= Items from a data source =
----
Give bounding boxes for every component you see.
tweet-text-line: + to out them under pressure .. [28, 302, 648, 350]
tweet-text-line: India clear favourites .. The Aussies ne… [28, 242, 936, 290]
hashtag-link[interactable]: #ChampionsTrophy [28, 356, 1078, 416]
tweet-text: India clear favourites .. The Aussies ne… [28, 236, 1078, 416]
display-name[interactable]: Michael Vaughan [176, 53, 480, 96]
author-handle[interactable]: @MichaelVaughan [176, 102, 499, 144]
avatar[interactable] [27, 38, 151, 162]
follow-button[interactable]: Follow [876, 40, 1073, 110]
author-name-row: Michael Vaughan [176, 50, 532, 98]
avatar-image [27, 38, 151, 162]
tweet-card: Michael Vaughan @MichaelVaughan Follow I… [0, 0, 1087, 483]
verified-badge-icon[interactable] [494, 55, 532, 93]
----
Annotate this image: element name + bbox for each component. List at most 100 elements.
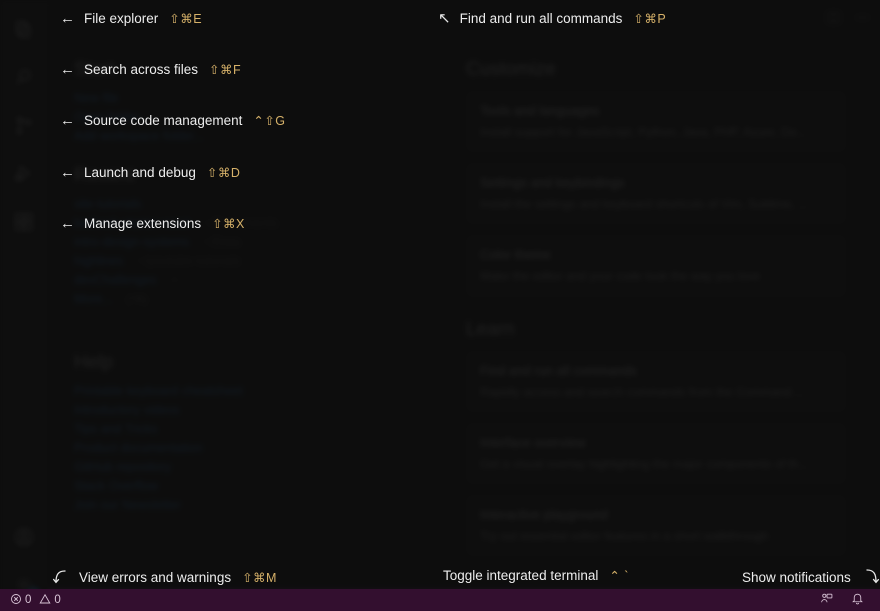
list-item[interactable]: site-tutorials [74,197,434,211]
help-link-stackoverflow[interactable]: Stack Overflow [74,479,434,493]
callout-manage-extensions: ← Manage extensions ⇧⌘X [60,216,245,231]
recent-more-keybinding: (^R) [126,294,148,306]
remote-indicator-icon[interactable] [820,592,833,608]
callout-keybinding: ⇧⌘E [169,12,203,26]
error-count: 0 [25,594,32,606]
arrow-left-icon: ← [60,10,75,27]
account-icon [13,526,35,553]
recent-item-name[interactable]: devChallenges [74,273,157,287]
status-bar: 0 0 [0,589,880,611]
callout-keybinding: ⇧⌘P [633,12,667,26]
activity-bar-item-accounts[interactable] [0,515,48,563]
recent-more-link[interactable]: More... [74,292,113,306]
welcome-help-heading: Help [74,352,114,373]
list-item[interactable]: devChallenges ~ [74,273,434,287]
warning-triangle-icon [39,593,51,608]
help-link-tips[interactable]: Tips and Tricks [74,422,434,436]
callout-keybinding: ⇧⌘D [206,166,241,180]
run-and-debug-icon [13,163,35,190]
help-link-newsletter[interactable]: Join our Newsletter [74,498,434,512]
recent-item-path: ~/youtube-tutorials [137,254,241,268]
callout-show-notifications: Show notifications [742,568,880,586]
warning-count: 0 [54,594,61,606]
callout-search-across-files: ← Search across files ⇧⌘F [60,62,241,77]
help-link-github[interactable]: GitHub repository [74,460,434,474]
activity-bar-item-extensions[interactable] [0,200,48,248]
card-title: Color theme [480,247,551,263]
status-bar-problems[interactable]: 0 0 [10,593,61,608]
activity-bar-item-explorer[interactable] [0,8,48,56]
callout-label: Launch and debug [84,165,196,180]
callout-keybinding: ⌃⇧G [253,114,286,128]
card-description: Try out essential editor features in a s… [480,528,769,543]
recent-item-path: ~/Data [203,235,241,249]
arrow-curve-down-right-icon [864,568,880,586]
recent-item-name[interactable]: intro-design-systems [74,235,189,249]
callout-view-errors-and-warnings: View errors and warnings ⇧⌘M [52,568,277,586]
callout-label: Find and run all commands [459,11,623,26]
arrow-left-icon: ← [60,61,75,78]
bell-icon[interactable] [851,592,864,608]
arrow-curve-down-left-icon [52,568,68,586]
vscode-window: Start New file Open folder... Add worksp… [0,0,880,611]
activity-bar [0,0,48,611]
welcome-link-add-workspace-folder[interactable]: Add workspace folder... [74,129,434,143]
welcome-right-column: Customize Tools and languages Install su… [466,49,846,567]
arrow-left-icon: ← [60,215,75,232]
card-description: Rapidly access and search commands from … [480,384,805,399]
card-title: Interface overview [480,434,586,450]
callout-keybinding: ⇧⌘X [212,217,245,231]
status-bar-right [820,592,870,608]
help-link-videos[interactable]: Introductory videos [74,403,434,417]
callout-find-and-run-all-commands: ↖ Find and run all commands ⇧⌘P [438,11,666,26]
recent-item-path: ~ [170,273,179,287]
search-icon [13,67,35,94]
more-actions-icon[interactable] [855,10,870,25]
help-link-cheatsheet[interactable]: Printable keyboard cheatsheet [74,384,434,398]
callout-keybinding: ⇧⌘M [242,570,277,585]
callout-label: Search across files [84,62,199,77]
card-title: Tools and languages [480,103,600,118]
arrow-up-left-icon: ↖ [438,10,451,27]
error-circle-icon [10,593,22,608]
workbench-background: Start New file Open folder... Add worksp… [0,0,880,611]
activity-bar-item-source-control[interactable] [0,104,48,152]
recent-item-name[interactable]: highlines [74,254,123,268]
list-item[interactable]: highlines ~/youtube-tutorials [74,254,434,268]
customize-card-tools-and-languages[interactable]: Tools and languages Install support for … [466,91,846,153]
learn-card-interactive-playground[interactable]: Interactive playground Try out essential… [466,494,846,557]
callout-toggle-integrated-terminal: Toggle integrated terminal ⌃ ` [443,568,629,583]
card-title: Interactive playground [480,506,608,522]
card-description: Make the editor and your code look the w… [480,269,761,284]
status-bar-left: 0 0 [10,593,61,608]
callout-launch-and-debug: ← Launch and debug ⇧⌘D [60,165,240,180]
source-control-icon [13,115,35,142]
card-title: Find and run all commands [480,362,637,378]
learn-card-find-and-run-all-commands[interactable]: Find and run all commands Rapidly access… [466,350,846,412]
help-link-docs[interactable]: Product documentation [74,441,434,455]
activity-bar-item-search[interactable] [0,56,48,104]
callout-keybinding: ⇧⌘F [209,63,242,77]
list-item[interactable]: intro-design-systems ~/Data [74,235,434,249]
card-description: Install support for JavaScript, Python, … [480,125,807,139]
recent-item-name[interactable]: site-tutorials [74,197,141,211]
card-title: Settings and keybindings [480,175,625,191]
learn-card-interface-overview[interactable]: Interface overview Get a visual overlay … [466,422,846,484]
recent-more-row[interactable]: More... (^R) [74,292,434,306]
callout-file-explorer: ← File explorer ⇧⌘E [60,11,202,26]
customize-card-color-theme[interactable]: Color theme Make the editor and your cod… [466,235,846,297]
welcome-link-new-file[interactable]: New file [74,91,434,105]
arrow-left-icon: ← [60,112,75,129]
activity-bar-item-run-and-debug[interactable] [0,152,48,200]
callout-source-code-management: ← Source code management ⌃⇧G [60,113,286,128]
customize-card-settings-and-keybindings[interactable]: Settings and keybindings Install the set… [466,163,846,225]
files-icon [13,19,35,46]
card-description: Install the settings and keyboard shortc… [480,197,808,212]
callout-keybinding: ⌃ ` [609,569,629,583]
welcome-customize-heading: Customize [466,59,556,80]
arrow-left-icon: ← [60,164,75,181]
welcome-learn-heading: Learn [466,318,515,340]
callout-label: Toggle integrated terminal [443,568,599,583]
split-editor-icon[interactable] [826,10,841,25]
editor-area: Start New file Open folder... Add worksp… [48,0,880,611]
----
= STATED PROBLEM =
Starting at the line that has "list-item[interactable]: site-tutorials [74,197,434,211]" and stopping after the line that has "help-link-newsletter[interactable]: Join our", rename "callout-keybinding" to "shortcut-callout" and return only those lines with nothing else altered.

= TASK RESULT =
list-item[interactable]: site-tutorials [74,197,434,211]
help-link-stackoverflow[interactable]: Stack Overflow [74,479,434,493]
callout-manage-extensions: ← Manage extensions ⇧⌘X [60,216,245,231]
recent-more-keybinding: (^R) [126,294,148,306]
remote-indicator-icon[interactable] [820,592,833,608]
shortcut-callout: ⇧⌘E [169,12,203,26]
error-count: 0 [25,594,32,606]
arrow-left-icon: ← [60,10,75,27]
account-icon [13,526,35,553]
recent-item-name[interactable]: devChallenges [74,273,157,287]
status-bar: 0 0 [0,589,880,611]
shortcut-callout: ⇧⌘P [633,12,667,26]
activity-bar-item-accounts[interactable] [0,515,48,563]
recent-more-link[interactable]: More... [74,292,113,306]
welcome-help-heading: Help [74,352,114,373]
list-item[interactable]: devChallenges ~ [74,273,434,287]
warning-triangle-icon [39,593,51,608]
help-link-tips[interactable]: Tips and Tricks [74,422,434,436]
shortcut-callout: ⇧⌘D [206,166,241,180]
run-and-debug-icon [13,163,35,190]
help-link-newsletter[interactable]: Join our Newsletter [74,498,434,512]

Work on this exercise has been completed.